OpenAI’s Competitive and Business Model Defense
Beyond its legal arguments, OpenAI has implicitly relied on a business-model defense: the company argues that its use of copyrighted works to train large language models is necessary to create competitive AI products that serve the public interest. This is not a formal legal defense to copyright infringement, but it reflects OpenAI’s broader position that restrictive interpretations of copyright would chill AI innovation. The company has not publicly settled with authors (as Anthropic did), suggesting it believes it can prevail in litigation and establish favorable precedent.
However, this confidence carries risk: if the company loses on summary judgment or at trial, the damages award could be substantial. An example of the stakes: if the consolidated MDL is ultimately certified as a class action on behalf of all authors whose works were used in ChatGPT training, the class could be enormous. Even if statutory damages were capped at a modest per-work amount, the total exposure across tens of thousands of potentially infringed works could reach into the billions of dollars. OpenAI’s decision to fight rather than settle, so far, suggests the company believes either that its legal position is strong, or that the publicity and precedent of a settlement would be more damaging than the cost of litigation.
What Comes Next in the Litigation and What Does It Mean for the Future of AI Copyright?
As of early 2026, the OpenAI case remains active in consolidated MDL proceedings. The court’s rejection of OpenAI’s motion to dismiss in October 2025 was a significant win for plaintiffs, but it is just one step in a potentially years-long process. The next critical junctures will be: whether the court certifies a class of authors (opening the door to class action damages), whether OpenAI’s fair-use defense survives summary judgment, and whether the parties ultimately settle or proceed to trial. Given the complexity and stakes involved, settlement negotiations could intensify as the case progresses, particularly if plaintiffs win additional pre-trial rulings in their favor.

## Exercise directions
Extend the article on OpenAI's copyright litigation, picking up right after its final sentence. You won't need the listing for this.

## Listed entries
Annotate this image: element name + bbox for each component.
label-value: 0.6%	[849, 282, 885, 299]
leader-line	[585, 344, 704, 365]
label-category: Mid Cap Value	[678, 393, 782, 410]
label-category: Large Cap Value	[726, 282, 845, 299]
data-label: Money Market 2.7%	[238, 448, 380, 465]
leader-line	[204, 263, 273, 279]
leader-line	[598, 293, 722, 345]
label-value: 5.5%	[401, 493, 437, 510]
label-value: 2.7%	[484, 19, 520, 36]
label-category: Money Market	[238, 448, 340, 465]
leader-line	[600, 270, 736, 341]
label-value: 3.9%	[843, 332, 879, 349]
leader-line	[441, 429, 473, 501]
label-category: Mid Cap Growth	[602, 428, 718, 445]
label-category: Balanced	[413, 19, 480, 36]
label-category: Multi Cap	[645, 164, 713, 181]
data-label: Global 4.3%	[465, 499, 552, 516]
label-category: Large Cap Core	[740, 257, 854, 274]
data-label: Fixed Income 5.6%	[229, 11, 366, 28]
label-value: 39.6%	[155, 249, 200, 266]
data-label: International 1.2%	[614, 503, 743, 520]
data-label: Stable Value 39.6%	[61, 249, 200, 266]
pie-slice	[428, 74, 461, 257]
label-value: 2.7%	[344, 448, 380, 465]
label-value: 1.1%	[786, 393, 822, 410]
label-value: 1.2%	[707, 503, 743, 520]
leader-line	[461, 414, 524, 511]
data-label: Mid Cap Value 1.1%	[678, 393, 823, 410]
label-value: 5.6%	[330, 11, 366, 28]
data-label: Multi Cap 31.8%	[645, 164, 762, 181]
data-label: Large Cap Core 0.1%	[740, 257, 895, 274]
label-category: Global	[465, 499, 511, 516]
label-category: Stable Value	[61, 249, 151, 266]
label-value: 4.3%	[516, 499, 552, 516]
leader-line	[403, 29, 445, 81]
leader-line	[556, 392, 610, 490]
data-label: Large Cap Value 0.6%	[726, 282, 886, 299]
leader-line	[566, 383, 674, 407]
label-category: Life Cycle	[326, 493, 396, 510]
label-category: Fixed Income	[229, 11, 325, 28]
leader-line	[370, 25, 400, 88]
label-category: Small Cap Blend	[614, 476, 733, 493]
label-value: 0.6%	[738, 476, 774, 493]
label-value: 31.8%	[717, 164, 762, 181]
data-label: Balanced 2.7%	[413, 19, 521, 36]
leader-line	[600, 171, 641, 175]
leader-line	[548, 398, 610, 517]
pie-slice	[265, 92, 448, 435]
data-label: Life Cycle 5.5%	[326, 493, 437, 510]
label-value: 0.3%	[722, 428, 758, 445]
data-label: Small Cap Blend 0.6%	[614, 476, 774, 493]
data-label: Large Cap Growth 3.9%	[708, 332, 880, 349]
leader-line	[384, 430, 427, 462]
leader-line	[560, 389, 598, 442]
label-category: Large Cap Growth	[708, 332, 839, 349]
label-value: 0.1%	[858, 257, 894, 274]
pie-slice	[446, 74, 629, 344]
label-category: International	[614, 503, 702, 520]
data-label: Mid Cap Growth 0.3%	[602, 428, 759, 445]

## Task answer
The broader implications extend beyond OpenAI. Courts and Congress are increasingly focused on AI copyright questions. If the OpenAI litigation establishes that AI companies cannot legally train on copyrighted material without permission, licensing of copyrighted works to AI companies could become a major new revenue stream for authors and publishers—similar to how music licensing has evolved. Alternatively, if courts uphold fair use for AI training, the copyright framework for AI will diverge sharply from copyright law in other contexts, creating new questions about what “fair use” means in the age of generative AI.
Conclusion
The OpenAI copyright class action lawsuit represents a pivotal moment in the ongoing tension between AI innovation and intellectual property rights. The core claim—that OpenAI trained ChatGPT on copyrighted books without permission or compensation—has survived the company’s motion to dismiss, clearing the way for discovery, potential class certification, and possibly trial. The October 2025 ruling was a significant procedural victory for authors, but it establishes only that their allegations are plausible, not that OpenAI is liable.
If you are an author whose work may have been used to train ChatGPT, monitoring this litigation is important. The consolidated MDL may eventually create a mechanism for affected authors to seek damages and compensation. If you are considering publishing a book or licensing your work to AI companies, the outcome of this case will substantially influence your negotiating position and the market value of such licenses. The coming years will clarify whether AI companies can freely use copyrighted works to build commercial products, or whether creators retain enforceable rights to control and profit from how their intellectual property is used in the age of artificial intelligence.